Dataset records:
++++

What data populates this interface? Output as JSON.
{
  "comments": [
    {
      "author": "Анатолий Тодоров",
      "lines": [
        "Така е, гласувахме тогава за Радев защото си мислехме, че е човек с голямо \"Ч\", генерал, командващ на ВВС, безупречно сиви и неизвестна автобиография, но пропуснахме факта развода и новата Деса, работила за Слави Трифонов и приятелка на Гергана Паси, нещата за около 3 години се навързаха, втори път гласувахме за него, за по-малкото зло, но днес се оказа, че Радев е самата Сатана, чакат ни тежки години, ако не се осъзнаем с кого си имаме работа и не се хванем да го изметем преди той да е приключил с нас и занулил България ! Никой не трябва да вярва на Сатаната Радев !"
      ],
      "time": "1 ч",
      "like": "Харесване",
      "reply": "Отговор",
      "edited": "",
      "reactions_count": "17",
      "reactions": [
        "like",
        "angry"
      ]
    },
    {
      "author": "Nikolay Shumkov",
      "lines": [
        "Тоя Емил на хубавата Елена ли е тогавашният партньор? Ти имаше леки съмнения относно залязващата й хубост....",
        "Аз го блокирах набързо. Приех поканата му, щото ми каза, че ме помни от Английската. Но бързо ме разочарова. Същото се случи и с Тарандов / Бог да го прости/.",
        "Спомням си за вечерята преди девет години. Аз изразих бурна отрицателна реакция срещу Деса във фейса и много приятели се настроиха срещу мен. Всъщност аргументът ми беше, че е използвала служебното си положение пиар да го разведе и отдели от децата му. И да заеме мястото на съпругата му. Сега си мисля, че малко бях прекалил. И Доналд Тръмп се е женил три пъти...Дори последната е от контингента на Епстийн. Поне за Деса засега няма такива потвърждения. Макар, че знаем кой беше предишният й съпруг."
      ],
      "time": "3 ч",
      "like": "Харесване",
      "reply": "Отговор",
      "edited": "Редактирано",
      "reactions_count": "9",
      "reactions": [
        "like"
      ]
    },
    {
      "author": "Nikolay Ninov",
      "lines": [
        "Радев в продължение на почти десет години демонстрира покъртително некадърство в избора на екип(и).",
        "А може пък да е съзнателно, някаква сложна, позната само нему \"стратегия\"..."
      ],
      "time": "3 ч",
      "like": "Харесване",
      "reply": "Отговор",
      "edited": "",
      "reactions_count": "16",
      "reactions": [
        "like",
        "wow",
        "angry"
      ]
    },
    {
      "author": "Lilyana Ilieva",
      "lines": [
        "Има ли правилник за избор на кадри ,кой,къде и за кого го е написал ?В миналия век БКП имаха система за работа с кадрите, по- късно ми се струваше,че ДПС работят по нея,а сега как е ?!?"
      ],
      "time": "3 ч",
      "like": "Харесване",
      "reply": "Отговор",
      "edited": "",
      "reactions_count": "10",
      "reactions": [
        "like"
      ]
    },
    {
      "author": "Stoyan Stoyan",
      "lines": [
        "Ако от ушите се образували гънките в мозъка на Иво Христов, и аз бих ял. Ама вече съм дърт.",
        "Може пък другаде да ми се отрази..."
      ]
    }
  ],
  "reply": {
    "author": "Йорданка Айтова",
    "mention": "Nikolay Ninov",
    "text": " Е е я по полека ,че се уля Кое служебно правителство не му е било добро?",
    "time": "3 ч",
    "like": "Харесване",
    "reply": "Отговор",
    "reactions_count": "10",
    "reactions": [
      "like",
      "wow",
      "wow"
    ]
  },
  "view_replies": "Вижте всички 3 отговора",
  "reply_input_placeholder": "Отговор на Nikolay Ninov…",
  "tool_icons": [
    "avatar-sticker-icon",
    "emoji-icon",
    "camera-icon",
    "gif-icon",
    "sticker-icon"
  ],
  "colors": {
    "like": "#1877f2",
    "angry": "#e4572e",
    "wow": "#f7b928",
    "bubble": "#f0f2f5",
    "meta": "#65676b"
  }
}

++++

### What is asked
Each line of the listing should be copied exactly.

### Reply
What data populates this interface? Output as JSON.
{
  "comments": [
    {
      "author": "Анатолий Тодоров",
      "lines": [
        "Така е, гласувахме тогава за Радев защото си мислехме, че е човек с голямо \"Ч\", генерал, командващ на ВВС, безупречно сиви и неизвестна автобиография, но пропуснахме факта развода и новата Деса, работила за Слави Трифонов и приятелка на Гергана Паси, нещата за около 3 години се навързаха, втори път гласувахме за него, за по-малкото зло, но днес се оказа, че Радев е самата Сатана, чакат ни тежки години, ако не се осъзнаем с кого си имаме работа и не се хванем да го изметем преди той да е приключил с нас и занулил България ! Никой не трябва да вярва на Сатаната Радев !"
      ],
      "time": "1 ч",
      "like": "Харесване",
      "reply": "Отговор",
      "edited": "",
      "reactions_count": "17",
      "reactions": [
        "like",
        "angry"
      ]
    },
    {
      "author": "Nikolay Shumkov",
      "lines": [
        "Тоя Емил на хубавата Елена ли е тогавашният партньор? Ти имаше леки съмнения относно залязващата й хубост....",
        "Аз го блокирах набързо. Приех поканата му, щото ми каза, че ме помни от Английската. Но бързо ме разочарова. Същото се случи и с Тарандов / Бог да го прости/.",
        "Спомням си за вечерята преди девет години. Аз изразих бурна отрицателна реакция срещу Деса във фейса и много приятели се настроиха срещу мен. Всъщност аргументът ми беше, че е използвала служебното си положение пиар да го разведе и отдели от децата му. И да заеме мястото на съпругата му. Сега си мисля, че малко бях прекалил. И Доналд Тръмп се е женил три пъти...Дори последната е от контингента на Епстийн. Поне за Деса засега няма такива потвърждения. Макар, че знаем кой беше предишният й съпруг."
      ],
      "time": "3 ч",
      "like": "Харесване",
      "reply": "Отговор",
      "edited": "Редактирано",
      "reactions_count": "9",
      "reactions": [
        "like"
      ]
    },
    {
      "author": "Nikolay Ninov",
      "lines": [
        "Радев в продължение на почти десет години демонстрира покъртително некадърство в избора на екип(и).",
        "А може пък да е съзнателно, някаква сложна, позната само нему \"стратегия\"..."
      ],
      "time": "3 ч",
      "like": "Харесване",
      "reply": "Отговор",
      "edited": "",
      "reactions_count": "16",
      "reactions": [
        "like",
        "wow",
        "angry"
      ]
    },
    {
      "author": "Lilyana Ilieva",
      "lines": [
        "Има ли правилник за избор на кадри ,кой,къде и за кого го е написал ?В миналия век БКП имаха система за работа с кадрите, по- късно ми се струваше,че ДПС работят по нея,а сега как е ?!?"
      ],
      "time": "3 ч",
      "like": "Харесване",
      "reply": "Отговор",
      "edited": "",
      "reactions_count": "10",
      "reactions": [
        "like"
      ]
    },
    {
      "author": "Stoyan Stoyan",
      "lines": [
        "Ако от ушите се образували гънките в мозъка на Иво Христов, и аз бих ял. Ама вече съм дърт.",
        "Може пък другаде да ми се отрази..."
      ]
    }
  ],
  "reply": {
    "author": "Йорданка Айтова",
    "mention": "Nikolay Ninov",
    "text": " Е е я по полека ,че се уля Кое служебно правителство не му е било добро?",
    "time": "3 ч",
    "like": "Харесване",
    "reply": "Отговор",
    "reactions_count": "10",
    "reactions": [
      "like",
      "wow",
      "wow"
    ]
  },
  "view_replies": "Вижте всички 3 отговора",
  "reply_input_placeholder": "Отговор на Nikolay Ninov…",
  "tool_icons": [
    "avatar-sticker-icon",
    "emoji-icon",
    "camera-icon",
    "gif-icon",
    "sticker-icon"
  ],
  "colors": {
    "like": "#1877f2",
    "angry": "#e4572e",
    "wow": "#f7b928",
    "bubble": "#f0f2f5",
    "meta": "#65676b"
  }
}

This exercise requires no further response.